[Saved data entries]

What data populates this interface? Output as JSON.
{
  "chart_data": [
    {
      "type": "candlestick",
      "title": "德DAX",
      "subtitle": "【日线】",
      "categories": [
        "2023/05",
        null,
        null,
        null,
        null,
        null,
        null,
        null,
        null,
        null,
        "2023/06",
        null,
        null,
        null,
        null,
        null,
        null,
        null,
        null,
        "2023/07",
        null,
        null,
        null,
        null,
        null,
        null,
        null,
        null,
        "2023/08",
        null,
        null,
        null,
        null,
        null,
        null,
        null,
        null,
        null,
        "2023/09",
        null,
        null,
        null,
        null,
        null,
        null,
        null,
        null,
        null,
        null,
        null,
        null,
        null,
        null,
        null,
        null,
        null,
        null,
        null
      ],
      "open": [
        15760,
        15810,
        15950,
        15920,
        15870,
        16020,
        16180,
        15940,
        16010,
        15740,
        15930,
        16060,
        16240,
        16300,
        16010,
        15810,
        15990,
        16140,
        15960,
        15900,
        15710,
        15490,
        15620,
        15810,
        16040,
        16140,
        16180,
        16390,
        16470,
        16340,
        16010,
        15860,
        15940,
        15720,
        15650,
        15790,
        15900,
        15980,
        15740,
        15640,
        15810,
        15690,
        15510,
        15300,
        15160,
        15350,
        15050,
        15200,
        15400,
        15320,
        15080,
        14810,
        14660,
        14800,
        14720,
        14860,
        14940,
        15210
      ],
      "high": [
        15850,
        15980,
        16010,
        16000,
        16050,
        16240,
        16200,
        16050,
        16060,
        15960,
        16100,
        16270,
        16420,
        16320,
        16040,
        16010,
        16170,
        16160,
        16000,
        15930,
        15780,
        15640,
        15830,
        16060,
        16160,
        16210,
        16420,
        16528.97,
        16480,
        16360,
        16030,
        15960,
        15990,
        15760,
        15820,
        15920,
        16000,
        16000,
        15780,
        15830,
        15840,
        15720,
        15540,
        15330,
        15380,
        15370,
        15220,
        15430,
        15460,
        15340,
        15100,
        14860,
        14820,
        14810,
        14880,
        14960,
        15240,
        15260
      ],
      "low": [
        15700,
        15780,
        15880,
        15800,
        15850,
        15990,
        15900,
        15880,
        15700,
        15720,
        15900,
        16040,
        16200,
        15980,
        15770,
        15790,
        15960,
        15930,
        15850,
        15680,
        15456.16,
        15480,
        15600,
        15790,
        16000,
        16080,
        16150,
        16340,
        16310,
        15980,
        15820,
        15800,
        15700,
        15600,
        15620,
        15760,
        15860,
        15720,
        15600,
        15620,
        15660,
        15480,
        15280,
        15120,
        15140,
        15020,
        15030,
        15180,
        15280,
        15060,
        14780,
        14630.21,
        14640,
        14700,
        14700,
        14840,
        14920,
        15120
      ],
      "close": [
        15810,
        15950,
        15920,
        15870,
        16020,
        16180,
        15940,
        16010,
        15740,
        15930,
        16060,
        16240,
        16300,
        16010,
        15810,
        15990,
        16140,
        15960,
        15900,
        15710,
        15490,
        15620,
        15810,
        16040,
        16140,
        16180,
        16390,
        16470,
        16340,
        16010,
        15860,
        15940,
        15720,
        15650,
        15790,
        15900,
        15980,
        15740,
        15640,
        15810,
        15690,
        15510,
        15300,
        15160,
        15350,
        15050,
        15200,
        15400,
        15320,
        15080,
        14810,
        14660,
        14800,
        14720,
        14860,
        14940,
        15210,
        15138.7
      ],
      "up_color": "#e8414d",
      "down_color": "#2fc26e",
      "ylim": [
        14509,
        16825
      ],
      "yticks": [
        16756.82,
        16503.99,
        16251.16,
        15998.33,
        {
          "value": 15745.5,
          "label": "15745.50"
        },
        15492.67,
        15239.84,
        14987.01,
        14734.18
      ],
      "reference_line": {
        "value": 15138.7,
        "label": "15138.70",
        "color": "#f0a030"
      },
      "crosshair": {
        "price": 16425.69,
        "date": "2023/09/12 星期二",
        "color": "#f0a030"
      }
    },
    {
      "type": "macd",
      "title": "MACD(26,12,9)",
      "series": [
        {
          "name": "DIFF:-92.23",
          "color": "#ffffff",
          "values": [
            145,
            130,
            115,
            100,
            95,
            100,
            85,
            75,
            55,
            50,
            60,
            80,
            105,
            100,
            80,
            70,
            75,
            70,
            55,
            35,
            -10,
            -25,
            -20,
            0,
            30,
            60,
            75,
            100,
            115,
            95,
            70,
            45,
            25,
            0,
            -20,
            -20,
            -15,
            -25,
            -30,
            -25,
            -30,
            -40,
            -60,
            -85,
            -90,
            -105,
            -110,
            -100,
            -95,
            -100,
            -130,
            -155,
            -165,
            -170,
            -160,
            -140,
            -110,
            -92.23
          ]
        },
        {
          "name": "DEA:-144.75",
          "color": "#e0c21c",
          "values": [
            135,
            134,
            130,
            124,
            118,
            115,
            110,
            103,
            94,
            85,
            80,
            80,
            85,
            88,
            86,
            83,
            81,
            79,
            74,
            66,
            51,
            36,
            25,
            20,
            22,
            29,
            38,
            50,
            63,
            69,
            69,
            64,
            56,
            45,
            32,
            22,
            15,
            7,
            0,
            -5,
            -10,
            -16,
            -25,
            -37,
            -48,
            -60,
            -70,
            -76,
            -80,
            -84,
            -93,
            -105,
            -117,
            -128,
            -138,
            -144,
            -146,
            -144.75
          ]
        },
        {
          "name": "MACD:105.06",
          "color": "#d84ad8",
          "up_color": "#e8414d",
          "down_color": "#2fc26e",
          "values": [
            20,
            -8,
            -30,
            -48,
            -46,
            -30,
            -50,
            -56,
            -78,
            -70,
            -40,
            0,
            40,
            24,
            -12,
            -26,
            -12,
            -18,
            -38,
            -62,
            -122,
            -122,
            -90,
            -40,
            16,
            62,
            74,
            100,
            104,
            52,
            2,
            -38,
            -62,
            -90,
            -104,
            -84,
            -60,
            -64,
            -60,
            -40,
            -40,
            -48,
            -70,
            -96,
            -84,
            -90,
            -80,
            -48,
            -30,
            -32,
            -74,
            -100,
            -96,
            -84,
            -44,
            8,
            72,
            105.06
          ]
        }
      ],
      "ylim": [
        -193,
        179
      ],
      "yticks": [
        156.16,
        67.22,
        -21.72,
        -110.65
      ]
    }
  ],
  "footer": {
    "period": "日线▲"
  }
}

• [EXERCISE] Write down all the entries again without a single difference.

• [PROBLEM SOLUTION]
What data populates this interface? Output as JSON.
{
  "chart_data": [
    {
      "type": "candlestick",
      "title": "德DAX",
      "subtitle": "【日线】",
      "categories": [
        "2023/05",
        null,
        null,
        null,
        null,
        null,
        null,
        null,
        null,
        null,
        "2023/06",
        null,
        null,
        null,
        null,
        null,
        null,
        null,
        null,
        "2023/07",
        null,
        null,
        null,
        null,
        null,
        null,
        null,
        null,
        "2023/08",
        null,
        null,
        null,
        null,
        null,
        null,
        null,
        null,
        null,
        "2023/09",
        null,
        null,
        null,
        null,
        null,
        null,
        null,
        null,
        null,
        null,
        null,
        null,
        null,
        null,
        null,
        null,
        null,
        null,
        null
      ],
      "open": [
        15760,
        15810,
        15950,
        15920,
        15870,
        16020,
        16180,
        15940,
        16010,
        15740,
        15930,
        16060,
        16240,
        16300,
        16010,
        15810,
        15990,
        16140,
        15960,
        15900,
        15710,
        15490,
        15620,
        15810,
        16040,
        16140,
        16180,
        16390,
        16470,
        16340,
        16010,
        15860,
        15940,
        15720,
        15650,
        15790,
        15900,
        15980,
        15740,
        15640,
        15810,
        15690,
        15510,
        15300,
        15160,
        15350,
        15050,
        15200,
        15400,
        15320,
        15080,
        14810,
        14660,
        14800,
        14720,
        14860,
        14940,
        15210
      ],
      "high": [
        15850,
        15980,
        16010,
        16000,
        16050,
        16240,
        16200,
        16050,
        16060,
        15960,
        16100,
        16270,
        16420,
        16320,
        16040,
        16010,
        16170,
        16160,
        16000,
        15930,
        15780,
        15640,
        15830,
        16060,
        16160,
        16210,
        16420,
        16528.97,
        16480,
        16360,
        16030,
        15960,
        15990,
        15760,
        15820,
        15920,
        16000,
        16000,
        15780,
        15830,
        15840,
        15720,
        15540,
        15330,
        15380,
        15370,
        15220,
        15430,
        15460,
        15340,
        15100,
        14860,
        14820,
        14810,
        14880,
        14960,
        15240,
        15260
      ],
      "low": [
        15700,
        15780,
        15880,
        15800,
        15850,
        15990,
        15900,
        15880,
        15700,
        15720,
        15900,
        16040,
        16200,
        15980,
        15770,
        15790,
        15960,
        15930,
        15850,
        15680,
        15456.16,
        15480,
        15600,
        15790,
        16000,
        16080,
        16150,
        16340,
        16310,
        15980,
        15820,
        15800,
        15700,
        15600,
        15620,
        15760,
        15860,
        15720,
        15600,
        15620,
        15660,
        15480,
        15280,
        15120,
        15140,
        15020,
        15030,
        15180,
        15280,
        15060,
        14780,
        14630.21,
        14640,
        14700,
        14700,
        14840,
        14920,
        15120
      ],
      "close": [
        15810,
        15950,
        15920,
        15870,
        16020,
        16180,
        15940,
        16010,
        15740,
        15930,
        16060,
        16240,
        16300,
        16010,
        15810,
        15990,
        16140,
        15960,
        15900,
        15710,
        15490,
        15620,
        15810,
        16040,
        16140,
        16180,
        16390,
        16470,
        16340,
        16010,
        15860,
        15940,
        15720,
        15650,
        15790,
        15900,
        15980,
        15740,
        15640,
        15810,
        15690,
        15510,
        15300,
        15160,
        15350,
        15050,
        15200,
        15400,
        15320,
        15080,
        14810,
        14660,
        14800,
        14720,
        14860,
        14940,
        15210,
        15138.7
      ],
      "up_color": "#e8414d",
      "down_color": "#2fc26e",
      "ylim": [
        14509,
        16825
      ],
      "yticks": [
        16756.82,
        16503.99,
        16251.16,
        15998.33,
        {
          "value": 15745.5,
          "label": "15745.50"
        },
        15492.67,
        15239.84,
        14987.01,
        14734.18
      ],
      "reference_line": {
        "value": 15138.7,
        "label": "15138.70",
        "color": "#f0a030"
      },
      "crosshair": {
        "price": 16425.69,
        "date": "2023/09/12 星期二",
        "color": "#f0a030"
      }
    },
    {
      "type": "macd",
      "title": "MACD(26,12,9)",
      "series": [
        {
          "name": "DIFF:-92.23",
          "color": "#ffffff",
          "values": [
            145,
            130,
            115,
            100,
            95,
            100,
            85,
            75,
            55,
            50,
            60,
            80,
            105,
            100,
            80,
            70,
            75,
            70,
            55,
            35,
            -10,
            -25,
            -20,
            0,
            30,
            60,
            75,
            100,
            115,
            95,
            70,
            45,
            25,
            0,
            -20,
            -20,
            -15,
            -25,
            -30,
            -25,
            -30,
            -40,
            -60,
            -85,
            -90,
            -105,
            -110,
            -100,
            -95,
            -100,
            -130,
            -155,
            -165,
            -170,
            -160,
            -140,
            -110,
            -92.23
          ]
        },
        {
          "name": "DEA:-144.75",
          "color": "#e0c21c",
          "values": [
            135,
            134,
            130,
            124,
            118,
            115,
            110,
            103,
            94,
            85,
            80,
            80,
            85,
            88,
            86,
            83,
            81,
            79,
            74,
            66,
            51,
            36,
            25,
            20,
            22,
            29,
            38,
            50,
            63,
            69,
            69,
            64,
            56,
            45,
            32,
            22,
            15,
            7,
            0,
            -5,
            -10,
            -16,
            -25,
            -37,
            -48,
            -60,
            -70,
            -76,
            -80,
            -84,
            -93,
            -105,
            -117,
            -128,
            -138,
            -144,
            -146,
            -144.75
          ]
        },
        {
          "name": "MACD:105.06",
          "color": "#d84ad8",
          "up_color": "#e8414d",
          "down_color": "#2fc26e",
          "values": [
            20,
            -8,
            -30,
            -48,
            -46,
            -30,
            -50,
            -56,
            -78,
            -70,
            -40,
            0,
            40,
            24,
            -12,
            -26,
            -12,
            -18,
            -38,
            -62,
            -122,
            -122,
            -90,
            -40,
            16,
            62,
            74,
            100,
            104,
            52,
            2,
            -38,
            -62,
            -90,
            -104,
            -84,
            -60,
            -64,
            -60,
            -40,
            -40,
            -48,
            -70,
            -96,
            -84,
            -90,
            -80,
            -48,
            -30,
            -32,
            -74,
            -100,
            -96,
            -84,
            -44,
            8,
            72,
            105.06
          ]
        }
      ],
      "ylim": [
        -193,
        179
      ],
      "yticks": [
        156.16,
        67.22,
        -21.72,
        -110.65
      ]
    }
  ],
  "footer": {
    "period": "日线▲"
  }
}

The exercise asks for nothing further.